*** DATA TO PROCESS
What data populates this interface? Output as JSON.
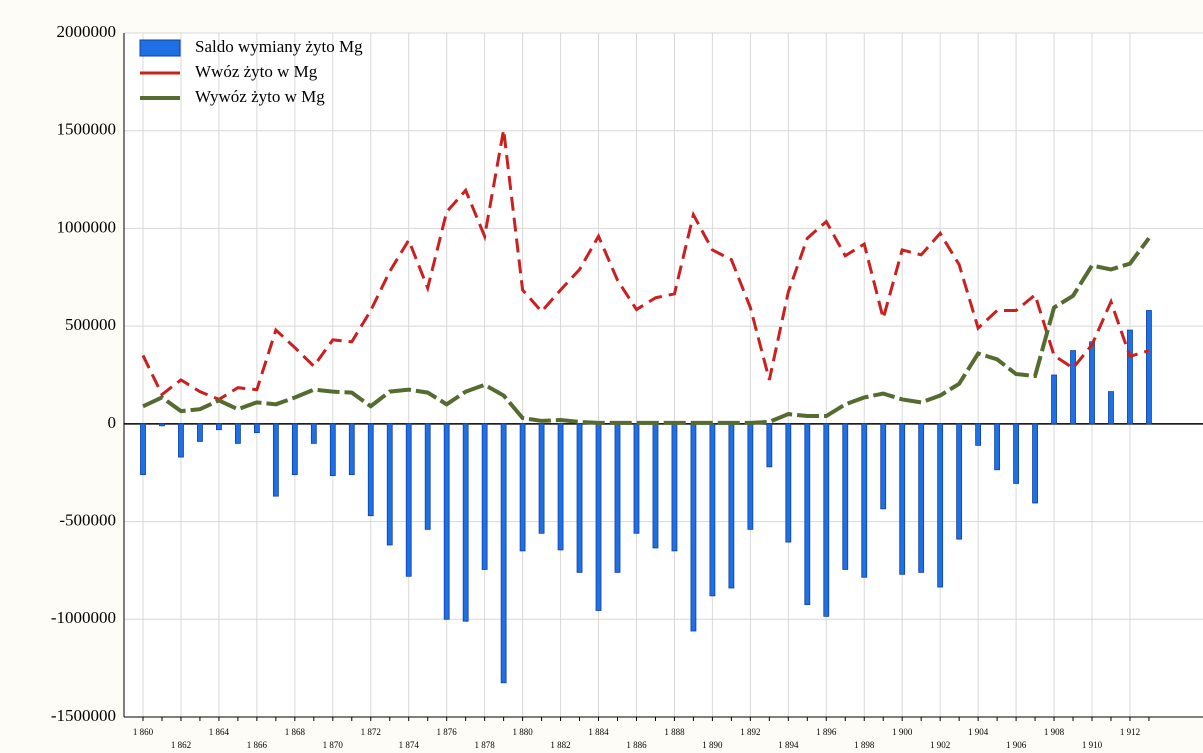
{
  "chart_data": {
    "type": "bar",
    "categories": [
      "1 860",
      null,
      "1 862",
      null,
      "1 864",
      null,
      "1 866",
      null,
      "1 868",
      null,
      "1 870",
      null,
      "1 872",
      null,
      "1 874",
      null,
      "1 876",
      null,
      "1 878",
      null,
      "1 880",
      null,
      "1 882",
      null,
      "1 884",
      null,
      "1 886",
      null,
      "1 888",
      null,
      "1 890",
      null,
      "1 892",
      null,
      "1 894",
      null,
      "1 896",
      null,
      "1 898",
      null,
      "1 900",
      null,
      "1 902",
      null,
      "1 904",
      null,
      "1 906",
      null,
      "1 908",
      null,
      "1 910",
      null,
      "1 912",
      null
    ],
    "series": [
      {
        "name": "Saldo wymiany żyto Mg",
        "type": "bar",
        "color": "#1f6fe5",
        "values": [
          -260000,
          -10000,
          -170000,
          -90000,
          -30000,
          -100000,
          -45000,
          -370000,
          -260000,
          -100000,
          -265000,
          -260000,
          -470000,
          -620000,
          -780000,
          -540000,
          -1000000,
          -1010000,
          -745000,
          -1325000,
          -650000,
          -560000,
          -645000,
          -760000,
          -955000,
          -760000,
          -560000,
          -635000,
          -650000,
          -1060000,
          -880000,
          -840000,
          -540000,
          -220000,
          -605000,
          -925000,
          -985000,
          -745000,
          -785000,
          -435000,
          -770000,
          -760000,
          -835000,
          -590000,
          -110000,
          -235000,
          -305000,
          -405000,
          250000,
          375000,
          420000,
          165000,
          480000,
          580000
        ]
      },
      {
        "name": "Wwóz żyto w Mg",
        "type": "line",
        "color": "#cc1f1f",
        "values": [
          350000,
          150000,
          225000,
          165000,
          125000,
          185000,
          175000,
          480000,
          390000,
          295000,
          430000,
          420000,
          580000,
          780000,
          940000,
          695000,
          1085000,
          1195000,
          960000,
          1505000,
          685000,
          575000,
          685000,
          790000,
          960000,
          735000,
          585000,
          645000,
          665000,
          1070000,
          890000,
          840000,
          595000,
          225000,
          675000,
          950000,
          1035000,
          860000,
          920000,
          540000,
          890000,
          865000,
          975000,
          815000,
          490000,
          580000,
          580000,
          660000,
          350000,
          285000,
          405000,
          625000,
          345000,
          375000
        ]
      },
      {
        "name": "Wywóz żyto w Mg",
        "type": "line",
        "color": "#556b2f",
        "values": [
          90000,
          135000,
          65000,
          75000,
          120000,
          75000,
          110000,
          100000,
          135000,
          175000,
          165000,
          160000,
          90000,
          165000,
          175000,
          160000,
          100000,
          165000,
          200000,
          145000,
          30000,
          15000,
          20000,
          10000,
          5000,
          5000,
          5000,
          5000,
          5000,
          5000,
          5000,
          5000,
          5000,
          10000,
          50000,
          40000,
          40000,
          100000,
          135000,
          155000,
          125000,
          110000,
          145000,
          205000,
          360000,
          330000,
          255000,
          245000,
          595000,
          655000,
          810000,
          790000,
          820000,
          950000
        ]
      }
    ],
    "ylim": [
      -1500000,
      2000000
    ],
    "yticks": [
      -1500000,
      -1000000,
      -500000,
      0,
      500000,
      1000000,
      1500000,
      2000000
    ],
    "grid": true
  }
}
******
### WHAT THIS TASK INVOLVES:
Extract all lines from the material above that include the word "color".

### ANSWER TO THE TASK:
        "color": "#1f6fe5",
        "color": "#cc1f1f",
        "color": "#556b2f",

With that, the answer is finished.